[THINGS TO DO]
(1) In the MNIST notebook, shorten the paragraph that begins "This assignment was carried out" while keeping its main facts.
(2) According to the MNIST notebook, which folder is the MNIST data read from?
(3) Output the MNIST notebook's text from "This assignment was" to "official/mnist/dataset.py from tensorflow/models.", word for word.

# CNN on MNIST-10 Dataset

### by Shailesh Patro

This assignment was carried out with the inbuilt Tensorflow tutorial found here:  https://www.tensorflow.org/tutorials/estimators/cnn 


In [0]:
import tensorflow as tf
import numpy as np
from tensorflow.examples.tutorials.mnist import input_data

In [2]:
# Import MNIST data
mnist = input_data.read_data_sets("MNIST-data/", one_hot=True)

Instructions for updating:
Please use alternatives such as official/mnist/dataset.py from tensorflow/models.
Instructions for updating:
Please write your own downloading logic.
Instructions for updating:
Please use tf.data to implement this functionality.
Extracting MNIST-data/train-images-idx3-ubyte.gz
Instructions for updating:
Please use tf.data to implement this functionality.

[GIVEN INFORMATION]
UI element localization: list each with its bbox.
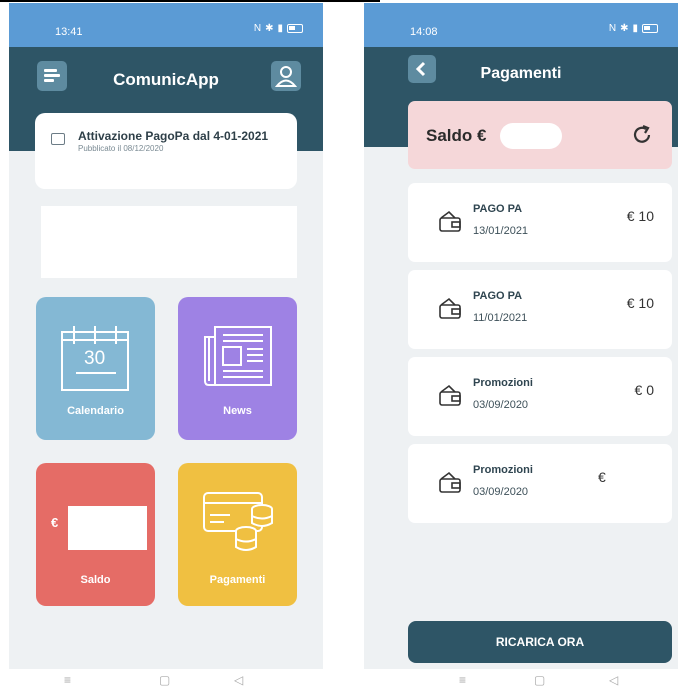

[FINAL ANSWERS]
(1) The assignment followed TensorFlow's built-in CNN tutorial: https://www.tensorflow.org/tutorials/estimators/cnn

(2) MNIST-data/

(3)
This assignment was carried out with the inbuilt Tensorflow tutorial found here:  https://www.tensorflow.org/tutorials/estimators/cnn 


In [0]:
import tensorflow as tf
import numpy as np
from tensorflow.examples.tutorials.mnist import input_data

In [2]:
# Import MNIST data
mnist = input_data.read_data_sets("MNIST-data/", one_hot=True)

Instructions for updating:
Please use alternatives such as official/mnist/dataset.py from tensorflow/models.